▸ **GOAL**
Collect every line below that contains the word "Miller".
[Start RECORDS SUPPLIED]
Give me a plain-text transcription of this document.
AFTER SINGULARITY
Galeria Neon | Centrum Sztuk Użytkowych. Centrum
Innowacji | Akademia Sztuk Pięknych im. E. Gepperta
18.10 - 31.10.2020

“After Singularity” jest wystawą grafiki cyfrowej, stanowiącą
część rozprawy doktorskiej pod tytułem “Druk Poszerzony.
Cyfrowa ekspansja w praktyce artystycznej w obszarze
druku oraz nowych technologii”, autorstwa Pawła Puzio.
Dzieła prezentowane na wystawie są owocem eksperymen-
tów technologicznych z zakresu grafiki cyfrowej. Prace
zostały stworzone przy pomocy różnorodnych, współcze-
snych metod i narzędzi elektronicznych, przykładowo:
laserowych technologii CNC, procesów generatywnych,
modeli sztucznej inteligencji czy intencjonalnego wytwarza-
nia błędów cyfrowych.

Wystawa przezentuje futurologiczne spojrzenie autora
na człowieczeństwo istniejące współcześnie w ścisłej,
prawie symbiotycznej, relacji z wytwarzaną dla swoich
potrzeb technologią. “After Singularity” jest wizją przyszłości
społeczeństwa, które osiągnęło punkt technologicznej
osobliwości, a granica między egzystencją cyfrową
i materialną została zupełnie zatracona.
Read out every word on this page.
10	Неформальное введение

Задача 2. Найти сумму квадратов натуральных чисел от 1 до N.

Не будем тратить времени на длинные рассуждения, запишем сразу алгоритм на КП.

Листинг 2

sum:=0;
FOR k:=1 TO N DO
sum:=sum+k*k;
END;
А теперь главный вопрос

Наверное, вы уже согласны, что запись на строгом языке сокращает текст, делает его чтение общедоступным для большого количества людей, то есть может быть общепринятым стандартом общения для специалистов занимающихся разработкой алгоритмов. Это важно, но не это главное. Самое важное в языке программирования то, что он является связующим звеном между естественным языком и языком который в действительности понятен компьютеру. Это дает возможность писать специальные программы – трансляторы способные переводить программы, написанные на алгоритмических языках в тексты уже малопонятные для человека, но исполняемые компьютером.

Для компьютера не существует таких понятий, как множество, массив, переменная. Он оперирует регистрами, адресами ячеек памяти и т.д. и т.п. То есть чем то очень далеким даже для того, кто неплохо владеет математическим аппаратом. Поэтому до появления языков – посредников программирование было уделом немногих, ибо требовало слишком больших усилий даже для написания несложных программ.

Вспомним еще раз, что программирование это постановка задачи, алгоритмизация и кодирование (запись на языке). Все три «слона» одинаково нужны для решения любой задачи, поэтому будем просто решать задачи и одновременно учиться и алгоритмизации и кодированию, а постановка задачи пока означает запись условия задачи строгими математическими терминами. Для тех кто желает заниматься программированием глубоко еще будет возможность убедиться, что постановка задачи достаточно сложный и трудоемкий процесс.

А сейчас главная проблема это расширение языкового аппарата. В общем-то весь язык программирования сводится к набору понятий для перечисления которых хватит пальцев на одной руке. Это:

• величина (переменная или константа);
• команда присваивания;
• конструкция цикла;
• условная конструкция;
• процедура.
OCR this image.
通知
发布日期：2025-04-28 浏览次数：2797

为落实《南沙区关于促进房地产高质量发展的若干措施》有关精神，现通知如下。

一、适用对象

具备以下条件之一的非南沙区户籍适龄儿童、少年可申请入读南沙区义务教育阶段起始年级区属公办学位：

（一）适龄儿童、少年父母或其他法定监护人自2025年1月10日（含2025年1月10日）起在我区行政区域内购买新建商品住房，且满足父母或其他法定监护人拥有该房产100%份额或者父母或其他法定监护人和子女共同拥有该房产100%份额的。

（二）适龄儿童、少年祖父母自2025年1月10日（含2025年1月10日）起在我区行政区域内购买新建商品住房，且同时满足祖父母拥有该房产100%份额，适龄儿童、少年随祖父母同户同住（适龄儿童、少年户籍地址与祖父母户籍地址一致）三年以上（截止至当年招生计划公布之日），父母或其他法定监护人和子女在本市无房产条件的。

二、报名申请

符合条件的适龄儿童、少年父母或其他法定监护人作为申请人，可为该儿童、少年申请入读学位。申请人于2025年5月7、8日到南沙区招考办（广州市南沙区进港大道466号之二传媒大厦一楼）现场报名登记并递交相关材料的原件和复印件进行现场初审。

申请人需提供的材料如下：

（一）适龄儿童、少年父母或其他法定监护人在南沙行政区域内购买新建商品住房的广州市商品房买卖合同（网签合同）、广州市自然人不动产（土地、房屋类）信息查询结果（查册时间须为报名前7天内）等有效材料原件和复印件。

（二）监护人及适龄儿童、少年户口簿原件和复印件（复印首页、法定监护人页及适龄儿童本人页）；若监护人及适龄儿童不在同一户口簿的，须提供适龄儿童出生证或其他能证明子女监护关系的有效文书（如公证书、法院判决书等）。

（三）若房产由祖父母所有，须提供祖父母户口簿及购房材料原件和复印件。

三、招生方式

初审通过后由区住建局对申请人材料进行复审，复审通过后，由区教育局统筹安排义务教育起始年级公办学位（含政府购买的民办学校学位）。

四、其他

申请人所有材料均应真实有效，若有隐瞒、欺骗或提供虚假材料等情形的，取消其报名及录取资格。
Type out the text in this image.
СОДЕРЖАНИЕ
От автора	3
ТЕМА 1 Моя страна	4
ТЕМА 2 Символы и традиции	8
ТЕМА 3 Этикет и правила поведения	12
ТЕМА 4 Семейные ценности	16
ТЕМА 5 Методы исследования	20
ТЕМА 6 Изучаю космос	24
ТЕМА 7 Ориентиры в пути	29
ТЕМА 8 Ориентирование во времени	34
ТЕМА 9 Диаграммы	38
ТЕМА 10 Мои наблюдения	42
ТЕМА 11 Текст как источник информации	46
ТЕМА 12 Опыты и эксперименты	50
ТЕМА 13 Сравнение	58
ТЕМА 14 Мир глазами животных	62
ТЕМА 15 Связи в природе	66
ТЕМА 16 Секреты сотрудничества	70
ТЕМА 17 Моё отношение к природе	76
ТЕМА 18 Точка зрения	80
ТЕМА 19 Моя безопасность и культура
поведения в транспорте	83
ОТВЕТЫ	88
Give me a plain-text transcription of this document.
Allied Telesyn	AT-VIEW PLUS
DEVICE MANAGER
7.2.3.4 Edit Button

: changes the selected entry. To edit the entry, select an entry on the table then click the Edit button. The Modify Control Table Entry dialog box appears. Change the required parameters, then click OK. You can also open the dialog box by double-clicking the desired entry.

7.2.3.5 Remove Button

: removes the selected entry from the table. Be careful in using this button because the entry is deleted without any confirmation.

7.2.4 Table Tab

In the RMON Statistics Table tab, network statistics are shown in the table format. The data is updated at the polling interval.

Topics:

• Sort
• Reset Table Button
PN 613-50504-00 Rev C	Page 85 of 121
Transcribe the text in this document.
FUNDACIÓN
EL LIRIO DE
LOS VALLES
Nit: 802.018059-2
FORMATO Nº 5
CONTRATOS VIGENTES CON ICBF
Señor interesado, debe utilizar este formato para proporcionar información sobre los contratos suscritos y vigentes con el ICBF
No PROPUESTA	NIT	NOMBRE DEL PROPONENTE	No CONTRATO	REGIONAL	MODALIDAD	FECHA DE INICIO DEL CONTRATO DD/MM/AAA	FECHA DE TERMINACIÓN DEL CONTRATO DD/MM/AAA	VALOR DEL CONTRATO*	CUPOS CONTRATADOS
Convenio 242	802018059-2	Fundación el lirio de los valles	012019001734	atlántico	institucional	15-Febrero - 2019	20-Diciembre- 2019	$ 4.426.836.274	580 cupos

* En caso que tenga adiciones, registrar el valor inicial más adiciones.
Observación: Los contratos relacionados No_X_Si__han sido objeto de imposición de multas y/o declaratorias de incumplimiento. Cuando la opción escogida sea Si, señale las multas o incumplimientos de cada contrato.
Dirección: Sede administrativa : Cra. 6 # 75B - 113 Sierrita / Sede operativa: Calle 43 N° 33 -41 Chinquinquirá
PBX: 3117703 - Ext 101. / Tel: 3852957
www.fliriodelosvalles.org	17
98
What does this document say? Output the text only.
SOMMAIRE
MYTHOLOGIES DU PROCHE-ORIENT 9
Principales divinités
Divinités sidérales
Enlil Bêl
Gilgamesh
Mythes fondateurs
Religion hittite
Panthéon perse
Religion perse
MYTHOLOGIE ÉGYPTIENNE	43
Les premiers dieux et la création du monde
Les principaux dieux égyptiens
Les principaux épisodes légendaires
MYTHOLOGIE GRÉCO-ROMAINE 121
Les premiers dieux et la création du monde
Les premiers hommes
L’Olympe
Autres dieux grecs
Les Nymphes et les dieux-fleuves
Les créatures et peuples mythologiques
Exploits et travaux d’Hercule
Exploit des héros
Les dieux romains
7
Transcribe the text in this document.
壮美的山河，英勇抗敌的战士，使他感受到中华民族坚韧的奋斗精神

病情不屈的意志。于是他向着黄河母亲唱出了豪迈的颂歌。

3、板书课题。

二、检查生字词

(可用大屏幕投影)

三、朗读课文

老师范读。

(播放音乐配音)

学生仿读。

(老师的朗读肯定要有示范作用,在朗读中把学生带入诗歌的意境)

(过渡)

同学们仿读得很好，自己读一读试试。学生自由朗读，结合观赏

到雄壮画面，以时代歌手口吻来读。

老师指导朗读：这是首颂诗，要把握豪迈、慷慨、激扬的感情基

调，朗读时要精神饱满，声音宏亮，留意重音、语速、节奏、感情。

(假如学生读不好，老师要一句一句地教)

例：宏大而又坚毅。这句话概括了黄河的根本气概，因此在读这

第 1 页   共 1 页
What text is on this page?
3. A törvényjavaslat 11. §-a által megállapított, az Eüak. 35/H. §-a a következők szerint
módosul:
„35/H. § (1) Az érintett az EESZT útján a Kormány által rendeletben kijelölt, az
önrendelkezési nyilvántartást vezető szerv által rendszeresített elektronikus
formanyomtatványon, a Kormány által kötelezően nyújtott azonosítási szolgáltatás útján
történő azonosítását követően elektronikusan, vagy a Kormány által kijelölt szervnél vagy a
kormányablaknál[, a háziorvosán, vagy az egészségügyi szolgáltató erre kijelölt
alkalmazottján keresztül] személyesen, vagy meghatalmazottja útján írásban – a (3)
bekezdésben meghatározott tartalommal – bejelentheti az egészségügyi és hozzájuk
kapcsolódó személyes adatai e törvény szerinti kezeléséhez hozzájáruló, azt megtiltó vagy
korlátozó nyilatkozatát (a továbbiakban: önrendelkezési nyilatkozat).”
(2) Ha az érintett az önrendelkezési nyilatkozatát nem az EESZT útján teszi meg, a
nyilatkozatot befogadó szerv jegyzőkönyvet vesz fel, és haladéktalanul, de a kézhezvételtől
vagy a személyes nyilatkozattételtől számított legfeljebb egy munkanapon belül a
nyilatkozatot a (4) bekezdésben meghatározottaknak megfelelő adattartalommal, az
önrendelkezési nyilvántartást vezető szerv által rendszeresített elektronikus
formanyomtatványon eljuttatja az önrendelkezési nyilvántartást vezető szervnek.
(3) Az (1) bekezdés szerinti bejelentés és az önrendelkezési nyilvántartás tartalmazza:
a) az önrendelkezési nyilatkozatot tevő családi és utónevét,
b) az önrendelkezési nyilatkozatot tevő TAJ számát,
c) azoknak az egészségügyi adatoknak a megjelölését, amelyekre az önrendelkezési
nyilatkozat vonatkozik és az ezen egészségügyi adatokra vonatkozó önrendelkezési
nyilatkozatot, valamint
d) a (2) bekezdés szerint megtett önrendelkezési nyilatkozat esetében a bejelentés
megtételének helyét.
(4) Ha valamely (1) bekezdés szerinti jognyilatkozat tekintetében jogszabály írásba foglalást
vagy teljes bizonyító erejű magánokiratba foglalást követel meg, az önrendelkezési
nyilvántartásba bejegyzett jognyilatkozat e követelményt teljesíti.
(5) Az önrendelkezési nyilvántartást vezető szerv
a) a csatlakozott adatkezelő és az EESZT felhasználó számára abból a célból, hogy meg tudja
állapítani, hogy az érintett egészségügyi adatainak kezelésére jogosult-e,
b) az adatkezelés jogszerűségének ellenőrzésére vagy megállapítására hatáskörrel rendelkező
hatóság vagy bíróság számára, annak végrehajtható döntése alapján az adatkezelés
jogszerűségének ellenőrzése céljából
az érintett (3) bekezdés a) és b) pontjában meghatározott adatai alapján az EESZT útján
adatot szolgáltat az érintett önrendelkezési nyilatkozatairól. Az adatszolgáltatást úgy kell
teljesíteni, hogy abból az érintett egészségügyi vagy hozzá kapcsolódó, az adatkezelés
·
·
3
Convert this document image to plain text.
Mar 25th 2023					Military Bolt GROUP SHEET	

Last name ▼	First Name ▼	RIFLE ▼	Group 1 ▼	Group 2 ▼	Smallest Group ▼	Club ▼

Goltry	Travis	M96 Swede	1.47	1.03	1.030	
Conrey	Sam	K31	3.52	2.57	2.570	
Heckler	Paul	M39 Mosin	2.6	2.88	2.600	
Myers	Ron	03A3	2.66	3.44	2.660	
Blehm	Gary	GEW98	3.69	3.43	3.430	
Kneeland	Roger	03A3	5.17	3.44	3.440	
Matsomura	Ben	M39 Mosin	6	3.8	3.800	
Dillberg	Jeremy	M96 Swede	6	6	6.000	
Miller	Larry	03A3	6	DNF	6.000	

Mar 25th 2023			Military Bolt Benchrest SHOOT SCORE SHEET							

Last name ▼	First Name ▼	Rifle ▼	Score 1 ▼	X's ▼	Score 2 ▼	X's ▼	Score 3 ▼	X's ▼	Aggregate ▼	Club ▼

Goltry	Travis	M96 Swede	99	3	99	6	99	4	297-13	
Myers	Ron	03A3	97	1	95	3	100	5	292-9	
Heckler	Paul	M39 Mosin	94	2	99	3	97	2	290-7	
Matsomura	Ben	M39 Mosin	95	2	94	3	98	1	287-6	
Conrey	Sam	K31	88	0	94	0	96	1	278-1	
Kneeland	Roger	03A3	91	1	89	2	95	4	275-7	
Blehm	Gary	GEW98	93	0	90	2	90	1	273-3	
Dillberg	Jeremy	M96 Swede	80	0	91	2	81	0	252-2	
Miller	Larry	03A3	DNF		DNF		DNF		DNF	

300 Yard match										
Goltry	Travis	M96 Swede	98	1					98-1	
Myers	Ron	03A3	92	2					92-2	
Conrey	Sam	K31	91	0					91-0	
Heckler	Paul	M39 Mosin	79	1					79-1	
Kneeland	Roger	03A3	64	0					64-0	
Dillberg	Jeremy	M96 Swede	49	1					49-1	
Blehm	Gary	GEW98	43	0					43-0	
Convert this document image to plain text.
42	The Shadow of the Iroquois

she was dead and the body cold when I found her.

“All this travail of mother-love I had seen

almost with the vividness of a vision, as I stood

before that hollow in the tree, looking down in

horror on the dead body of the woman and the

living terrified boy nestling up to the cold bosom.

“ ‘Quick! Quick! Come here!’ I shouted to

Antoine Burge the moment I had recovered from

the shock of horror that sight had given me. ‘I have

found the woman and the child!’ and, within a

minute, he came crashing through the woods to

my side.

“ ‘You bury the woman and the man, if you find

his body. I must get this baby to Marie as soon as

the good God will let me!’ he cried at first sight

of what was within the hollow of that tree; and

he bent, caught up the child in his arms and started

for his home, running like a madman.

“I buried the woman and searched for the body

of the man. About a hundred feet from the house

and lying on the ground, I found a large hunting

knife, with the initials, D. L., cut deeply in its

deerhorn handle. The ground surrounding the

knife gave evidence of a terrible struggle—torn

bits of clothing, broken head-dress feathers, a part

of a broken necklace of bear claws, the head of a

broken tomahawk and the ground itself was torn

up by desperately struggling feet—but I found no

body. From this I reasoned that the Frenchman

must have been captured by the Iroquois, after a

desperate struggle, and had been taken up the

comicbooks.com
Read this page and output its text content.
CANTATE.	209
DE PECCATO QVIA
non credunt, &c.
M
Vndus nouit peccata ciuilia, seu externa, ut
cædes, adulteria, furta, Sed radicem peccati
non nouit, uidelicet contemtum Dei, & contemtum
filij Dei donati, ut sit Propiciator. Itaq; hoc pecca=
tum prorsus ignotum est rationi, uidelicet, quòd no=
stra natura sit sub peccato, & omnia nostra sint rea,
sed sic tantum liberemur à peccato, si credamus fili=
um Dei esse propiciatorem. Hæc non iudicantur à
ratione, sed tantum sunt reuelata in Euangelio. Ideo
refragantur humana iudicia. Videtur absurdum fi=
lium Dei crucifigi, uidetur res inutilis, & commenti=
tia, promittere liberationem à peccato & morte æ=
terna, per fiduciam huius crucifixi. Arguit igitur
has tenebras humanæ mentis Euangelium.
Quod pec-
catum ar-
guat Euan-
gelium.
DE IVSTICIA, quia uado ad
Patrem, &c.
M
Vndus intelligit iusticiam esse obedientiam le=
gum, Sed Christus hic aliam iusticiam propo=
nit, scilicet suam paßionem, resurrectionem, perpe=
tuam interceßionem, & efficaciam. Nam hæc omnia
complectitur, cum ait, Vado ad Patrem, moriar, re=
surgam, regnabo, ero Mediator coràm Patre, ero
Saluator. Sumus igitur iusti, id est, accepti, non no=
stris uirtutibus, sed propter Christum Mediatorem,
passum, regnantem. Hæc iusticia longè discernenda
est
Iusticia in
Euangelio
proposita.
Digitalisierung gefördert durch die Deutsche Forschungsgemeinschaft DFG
[End RECORDS SUPPLIED]
▸ **RESULT OF THE EXERCISE**
Miller	Larry	03A3	6	DNF	6.000	
Miller	Larry	03A3	DNF		DNF		DNF		DNF	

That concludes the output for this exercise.